→ What you will do:
Would you output the lines from the one with "OCR this image." through the last line of the material below, exactly, but without pictures?

→ Data entries:
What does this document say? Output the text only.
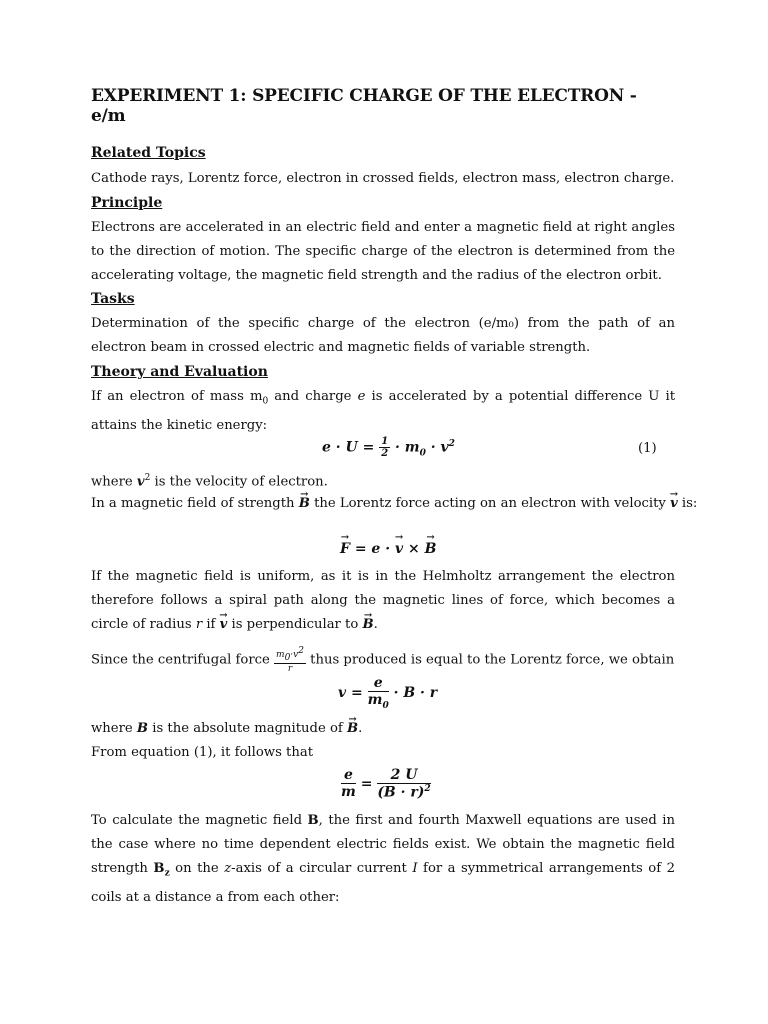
EXPERIMENT 1: SPECIFIC CHARGE OF THE ELECTRON - e/m
Related Topics
Cathode rays, Lorentz force, electron in crossed fields, electron mass, electron charge.
Principle
Electrons are accelerated in an electric field and enter a magnetic field at right angles to the direction of motion. The specific charge of the electron is determined from the accelerating voltage, the magnetic field strength and the radius of the electron orbit.
Tasks
Determination of the specific charge of the electron (e/m₀) from the path of an electron beam in crossed electric and magnetic fields of variable strength.
Theory and Evaluation
If an electron of mass $m_0$ and charge e is accelerated by a potential difference U it attains the kinetic energy:
$e \cdot U = \frac{1}{2} \cdot m_0 \cdot v^2$	(1)
where $v^2$ is the velocity of electron.
In a magnetic field of strength → B the Lorentz force acting on an electron with velocity → v is:
→ F = e · → v × → B
If the magnetic field is uniform, as it is in the Helmholtz arrangement the electron therefore follows a spiral path along the magnetic lines of force, which becomes a circle of radius r if → v is perpendicular to → B.
Since the centrifugal force $\frac{m_0\cdot v^2}{r}$ thus produced is equal to the Lorentz force, we obtain
$v = \frac{e}{m_0} \cdot B \cdot r$
where B is the absolute magnitude of → B.
From equation (1), it follows that
$\frac{e}{m} = \frac{2 U}{(B \cdot r)^2}$
To calculate the magnetic field B, the first and fourth Maxwell equations are used in the case where no time dependent electric fields exist. We obtain the magnetic field strength $B_z$ on the z-axis of a circular current I for a symmetrical arrangements of 2 coils at a distance a from each other:
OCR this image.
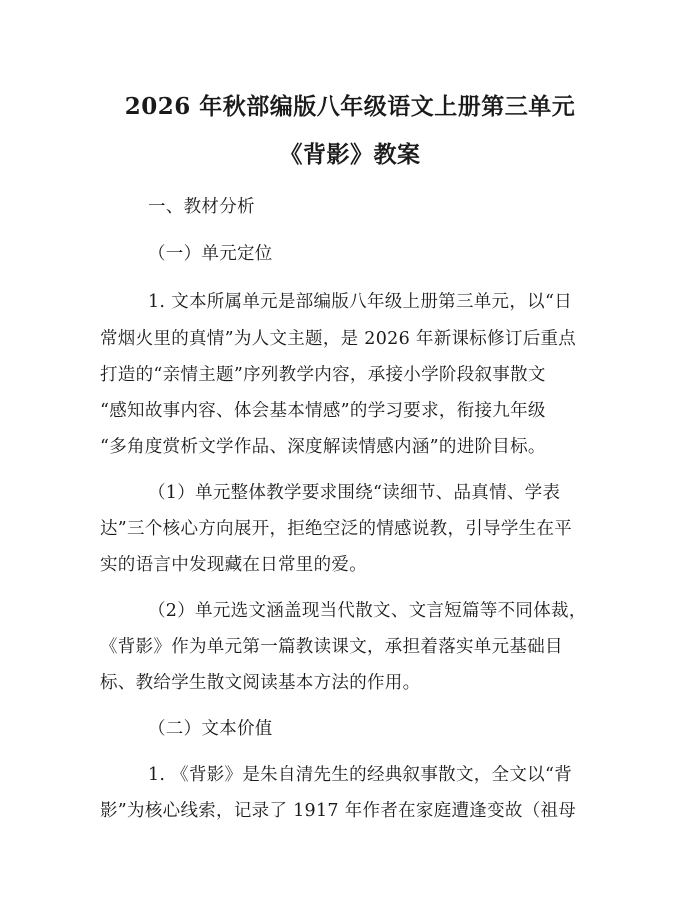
2026 年秋部编版八年级语文上册第三单元
《背影》教案
一、教材分析
（一）单元定位
1. 文本所属单元是部编版八年级上册第三单元，以“日
常烟火里的真情”为人文主题，是 2026 年新课标修订后重点
打造的“亲情主题”序列教学内容，承接小学阶段叙事散文
“感知故事内容、体会基本情感”的学习要求，衔接九年级
“多角度赏析文学作品、深度解读情感内涵”的进阶目标。
（1）单元整体教学要求围绕“读细节、品真情、学表
达”三个核心方向展开，拒绝空泛的情感说教，引导学生在平
实的语言中发现藏在日常里的爱。
（2）单元选文涵盖现当代散文、文言短篇等不同体裁，
《背影》作为单元第一篇教读课文，承担着落实单元基础目
标、教给学生散文阅读基本方法的作用。
（二）文本价值
1. 《背影》是朱自清先生的经典叙事散文，全文以“背
影”为核心线索，记录了 1917 年作者在家庭遭逢变故（祖母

→ Task output:
OCR this image.
2026 年秋部编版八年级语文上册第三单元
《背影》教案
一、教材分析
（一）单元定位
1. 文本所属单元是部编版八年级上册第三单元，以“日
常烟火里的真情”为人文主题，是 2026 年新课标修订后重点
打造的“亲情主题”序列教学内容，承接小学阶段叙事散文
“感知故事内容、体会基本情感”的学习要求，衔接九年级
“多角度赏析文学作品、深度解读情感内涵”的进阶目标。
（1）单元整体教学要求围绕“读细节、品真情、学表
达”三个核心方向展开，拒绝空泛的情感说教，引导学生在平
实的语言中发现藏在日常里的爱。
（2）单元选文涵盖现当代散文、文言短篇等不同体裁，
《背影》作为单元第一篇教读课文，承担着落实单元基础目
标、教给学生散文阅读基本方法的作用。
（二）文本价值
1. 《背影》是朱自清先生的经典叙事散文，全文以“背
影”为核心线索，记录了 1917 年作者在家庭遭逢变故（祖母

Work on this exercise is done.